• WHAT TO DO: Reproduce each line that includes the word "houses".

• DATA EXTRACT:

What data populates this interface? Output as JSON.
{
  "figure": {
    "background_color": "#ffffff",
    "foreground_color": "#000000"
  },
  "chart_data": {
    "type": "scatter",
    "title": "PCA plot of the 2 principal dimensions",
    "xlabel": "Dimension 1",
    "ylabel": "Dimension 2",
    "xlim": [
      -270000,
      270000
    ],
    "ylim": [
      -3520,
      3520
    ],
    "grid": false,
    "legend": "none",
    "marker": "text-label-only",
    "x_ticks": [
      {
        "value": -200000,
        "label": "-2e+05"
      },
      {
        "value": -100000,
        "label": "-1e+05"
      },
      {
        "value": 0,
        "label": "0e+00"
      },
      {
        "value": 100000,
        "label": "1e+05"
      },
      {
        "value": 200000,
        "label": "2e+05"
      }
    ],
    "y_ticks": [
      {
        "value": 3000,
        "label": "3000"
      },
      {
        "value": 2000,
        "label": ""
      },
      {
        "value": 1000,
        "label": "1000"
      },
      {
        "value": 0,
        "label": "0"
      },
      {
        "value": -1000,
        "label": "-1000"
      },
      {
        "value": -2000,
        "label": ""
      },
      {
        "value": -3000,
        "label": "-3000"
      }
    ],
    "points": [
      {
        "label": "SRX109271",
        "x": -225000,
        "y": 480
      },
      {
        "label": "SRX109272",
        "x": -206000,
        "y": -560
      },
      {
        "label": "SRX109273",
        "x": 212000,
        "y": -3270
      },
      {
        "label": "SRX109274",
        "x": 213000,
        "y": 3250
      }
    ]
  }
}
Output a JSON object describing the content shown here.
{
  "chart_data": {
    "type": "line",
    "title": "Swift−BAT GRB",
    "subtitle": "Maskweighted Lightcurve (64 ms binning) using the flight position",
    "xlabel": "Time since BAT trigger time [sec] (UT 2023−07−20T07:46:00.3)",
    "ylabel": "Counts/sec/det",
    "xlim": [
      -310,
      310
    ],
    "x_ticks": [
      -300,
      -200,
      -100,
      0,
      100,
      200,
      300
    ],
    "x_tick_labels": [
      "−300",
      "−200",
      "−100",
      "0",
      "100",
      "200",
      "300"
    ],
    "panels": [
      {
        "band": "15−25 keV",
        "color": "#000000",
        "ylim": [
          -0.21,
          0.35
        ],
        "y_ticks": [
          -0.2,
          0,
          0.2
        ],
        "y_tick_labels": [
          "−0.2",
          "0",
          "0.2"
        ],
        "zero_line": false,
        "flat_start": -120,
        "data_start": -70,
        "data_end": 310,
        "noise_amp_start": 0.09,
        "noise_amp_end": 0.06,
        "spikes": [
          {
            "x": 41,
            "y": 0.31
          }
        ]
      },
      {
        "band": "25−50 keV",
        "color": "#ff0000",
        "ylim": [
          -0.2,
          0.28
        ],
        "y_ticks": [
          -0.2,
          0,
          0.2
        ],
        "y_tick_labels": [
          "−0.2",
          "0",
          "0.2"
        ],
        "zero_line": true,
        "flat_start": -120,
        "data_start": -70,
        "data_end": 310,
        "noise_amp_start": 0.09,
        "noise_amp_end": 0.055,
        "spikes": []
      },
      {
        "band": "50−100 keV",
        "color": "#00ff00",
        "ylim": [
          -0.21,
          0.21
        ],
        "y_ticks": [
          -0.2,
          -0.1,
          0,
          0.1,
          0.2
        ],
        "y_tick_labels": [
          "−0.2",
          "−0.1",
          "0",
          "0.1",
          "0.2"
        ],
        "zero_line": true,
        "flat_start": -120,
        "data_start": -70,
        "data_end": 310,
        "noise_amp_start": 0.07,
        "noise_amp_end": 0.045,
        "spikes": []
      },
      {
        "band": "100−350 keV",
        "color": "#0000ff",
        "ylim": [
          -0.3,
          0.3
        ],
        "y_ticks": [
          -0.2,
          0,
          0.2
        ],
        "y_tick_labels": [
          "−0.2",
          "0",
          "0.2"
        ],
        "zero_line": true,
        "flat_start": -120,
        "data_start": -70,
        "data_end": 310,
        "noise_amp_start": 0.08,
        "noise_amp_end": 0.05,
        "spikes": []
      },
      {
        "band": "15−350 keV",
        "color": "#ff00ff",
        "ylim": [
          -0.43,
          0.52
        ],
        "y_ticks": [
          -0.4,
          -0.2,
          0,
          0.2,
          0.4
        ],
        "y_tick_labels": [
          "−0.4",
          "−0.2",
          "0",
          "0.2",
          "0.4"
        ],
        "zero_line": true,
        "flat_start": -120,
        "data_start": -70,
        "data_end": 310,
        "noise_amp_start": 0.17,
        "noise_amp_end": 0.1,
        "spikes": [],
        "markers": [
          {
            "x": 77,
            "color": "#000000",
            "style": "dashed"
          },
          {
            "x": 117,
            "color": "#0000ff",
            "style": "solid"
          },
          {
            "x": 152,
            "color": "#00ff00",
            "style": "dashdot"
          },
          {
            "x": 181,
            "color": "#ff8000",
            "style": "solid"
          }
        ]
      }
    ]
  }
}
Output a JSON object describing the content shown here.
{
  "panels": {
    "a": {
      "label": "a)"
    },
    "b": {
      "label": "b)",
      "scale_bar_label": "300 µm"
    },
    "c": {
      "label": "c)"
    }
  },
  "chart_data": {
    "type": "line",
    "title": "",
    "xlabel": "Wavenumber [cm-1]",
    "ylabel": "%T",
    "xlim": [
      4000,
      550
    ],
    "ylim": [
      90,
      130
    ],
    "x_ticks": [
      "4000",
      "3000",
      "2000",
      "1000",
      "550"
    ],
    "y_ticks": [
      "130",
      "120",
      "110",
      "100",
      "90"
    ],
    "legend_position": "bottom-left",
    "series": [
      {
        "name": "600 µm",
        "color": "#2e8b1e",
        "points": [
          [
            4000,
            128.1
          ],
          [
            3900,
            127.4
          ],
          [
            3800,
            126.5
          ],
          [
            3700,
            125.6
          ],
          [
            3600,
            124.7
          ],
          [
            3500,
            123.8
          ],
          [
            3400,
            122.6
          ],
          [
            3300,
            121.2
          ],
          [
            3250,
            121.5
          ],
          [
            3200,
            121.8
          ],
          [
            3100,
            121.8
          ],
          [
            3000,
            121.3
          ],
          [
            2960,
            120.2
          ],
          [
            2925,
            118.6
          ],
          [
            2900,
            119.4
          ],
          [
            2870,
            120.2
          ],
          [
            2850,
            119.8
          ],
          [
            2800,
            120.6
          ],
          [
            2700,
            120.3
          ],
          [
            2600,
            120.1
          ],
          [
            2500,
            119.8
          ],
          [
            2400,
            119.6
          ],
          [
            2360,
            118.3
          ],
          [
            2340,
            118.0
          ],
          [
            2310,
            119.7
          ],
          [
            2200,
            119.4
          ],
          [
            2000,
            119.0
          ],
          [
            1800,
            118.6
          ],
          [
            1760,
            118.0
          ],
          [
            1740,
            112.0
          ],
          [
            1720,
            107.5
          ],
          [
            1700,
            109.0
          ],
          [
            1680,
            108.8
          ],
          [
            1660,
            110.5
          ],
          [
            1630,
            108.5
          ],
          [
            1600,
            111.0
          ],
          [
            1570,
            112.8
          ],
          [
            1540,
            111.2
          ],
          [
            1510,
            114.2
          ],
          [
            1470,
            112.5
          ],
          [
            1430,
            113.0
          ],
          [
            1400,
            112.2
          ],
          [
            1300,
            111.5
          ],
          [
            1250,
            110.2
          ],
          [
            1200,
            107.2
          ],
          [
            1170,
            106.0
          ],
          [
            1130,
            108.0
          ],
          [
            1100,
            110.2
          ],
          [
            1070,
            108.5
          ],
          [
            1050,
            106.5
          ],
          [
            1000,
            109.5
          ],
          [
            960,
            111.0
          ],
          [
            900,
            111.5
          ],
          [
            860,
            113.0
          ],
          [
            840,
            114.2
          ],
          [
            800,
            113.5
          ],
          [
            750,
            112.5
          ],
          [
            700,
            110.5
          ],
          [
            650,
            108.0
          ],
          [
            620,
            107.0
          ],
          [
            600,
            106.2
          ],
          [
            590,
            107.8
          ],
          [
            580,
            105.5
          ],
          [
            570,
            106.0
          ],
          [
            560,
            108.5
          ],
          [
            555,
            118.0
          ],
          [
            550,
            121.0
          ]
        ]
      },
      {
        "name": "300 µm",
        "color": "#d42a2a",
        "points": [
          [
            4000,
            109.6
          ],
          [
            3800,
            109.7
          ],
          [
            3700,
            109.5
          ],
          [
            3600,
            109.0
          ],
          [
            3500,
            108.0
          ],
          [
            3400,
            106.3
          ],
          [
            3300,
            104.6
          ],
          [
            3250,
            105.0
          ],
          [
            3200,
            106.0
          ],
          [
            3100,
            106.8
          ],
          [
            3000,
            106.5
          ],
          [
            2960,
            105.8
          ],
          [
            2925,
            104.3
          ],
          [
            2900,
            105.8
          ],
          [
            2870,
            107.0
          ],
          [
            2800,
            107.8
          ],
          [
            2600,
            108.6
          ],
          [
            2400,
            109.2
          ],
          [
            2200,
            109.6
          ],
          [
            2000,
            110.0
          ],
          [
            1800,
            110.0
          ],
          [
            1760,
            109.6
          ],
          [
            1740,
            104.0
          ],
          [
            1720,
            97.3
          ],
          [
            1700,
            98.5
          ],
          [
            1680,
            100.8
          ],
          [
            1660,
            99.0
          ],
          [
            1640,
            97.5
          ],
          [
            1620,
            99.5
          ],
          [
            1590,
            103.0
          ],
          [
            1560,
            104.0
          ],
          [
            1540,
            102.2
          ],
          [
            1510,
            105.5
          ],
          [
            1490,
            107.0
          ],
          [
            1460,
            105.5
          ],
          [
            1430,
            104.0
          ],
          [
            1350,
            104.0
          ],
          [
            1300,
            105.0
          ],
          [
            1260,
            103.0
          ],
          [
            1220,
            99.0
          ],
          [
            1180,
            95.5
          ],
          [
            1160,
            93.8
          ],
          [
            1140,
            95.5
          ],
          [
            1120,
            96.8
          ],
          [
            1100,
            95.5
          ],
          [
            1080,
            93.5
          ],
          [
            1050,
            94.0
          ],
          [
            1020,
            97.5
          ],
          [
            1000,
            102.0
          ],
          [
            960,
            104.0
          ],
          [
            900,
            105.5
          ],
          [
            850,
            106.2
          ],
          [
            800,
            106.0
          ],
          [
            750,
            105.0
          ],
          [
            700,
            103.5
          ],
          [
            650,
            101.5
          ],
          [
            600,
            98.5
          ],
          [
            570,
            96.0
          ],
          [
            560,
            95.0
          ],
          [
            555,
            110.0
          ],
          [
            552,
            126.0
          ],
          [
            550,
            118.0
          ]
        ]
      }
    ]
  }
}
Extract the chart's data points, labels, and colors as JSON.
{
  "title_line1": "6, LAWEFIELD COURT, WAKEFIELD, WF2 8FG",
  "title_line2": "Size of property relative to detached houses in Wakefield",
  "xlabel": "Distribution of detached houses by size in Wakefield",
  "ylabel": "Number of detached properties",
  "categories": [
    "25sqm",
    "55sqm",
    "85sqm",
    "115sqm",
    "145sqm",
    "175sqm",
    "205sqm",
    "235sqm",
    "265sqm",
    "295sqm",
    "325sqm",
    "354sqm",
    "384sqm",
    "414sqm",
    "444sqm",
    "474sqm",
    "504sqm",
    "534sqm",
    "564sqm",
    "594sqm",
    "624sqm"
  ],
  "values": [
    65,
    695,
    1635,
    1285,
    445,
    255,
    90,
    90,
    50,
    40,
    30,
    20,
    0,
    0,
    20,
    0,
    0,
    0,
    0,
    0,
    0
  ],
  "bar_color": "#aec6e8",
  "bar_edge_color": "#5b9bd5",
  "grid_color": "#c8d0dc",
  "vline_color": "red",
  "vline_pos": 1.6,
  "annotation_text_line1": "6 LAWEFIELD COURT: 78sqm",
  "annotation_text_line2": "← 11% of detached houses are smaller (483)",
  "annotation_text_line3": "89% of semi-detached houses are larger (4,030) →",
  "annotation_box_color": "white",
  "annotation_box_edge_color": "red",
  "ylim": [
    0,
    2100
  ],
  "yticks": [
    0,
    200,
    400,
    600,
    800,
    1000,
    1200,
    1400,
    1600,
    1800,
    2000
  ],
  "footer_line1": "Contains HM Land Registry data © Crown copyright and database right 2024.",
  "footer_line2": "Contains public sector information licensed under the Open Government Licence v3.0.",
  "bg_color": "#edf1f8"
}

• ANSWER BELOW:
  "title_line2": "Size of property relative to detached houses in Wakefield",
  "xlabel": "Distribution of detached houses by size in Wakefield",
  "annotation_text_line2": "← 11% of detached houses are smaller (483)",
  "annotation_text_line3": "89% of semi-detached houses are larger (4,030) →",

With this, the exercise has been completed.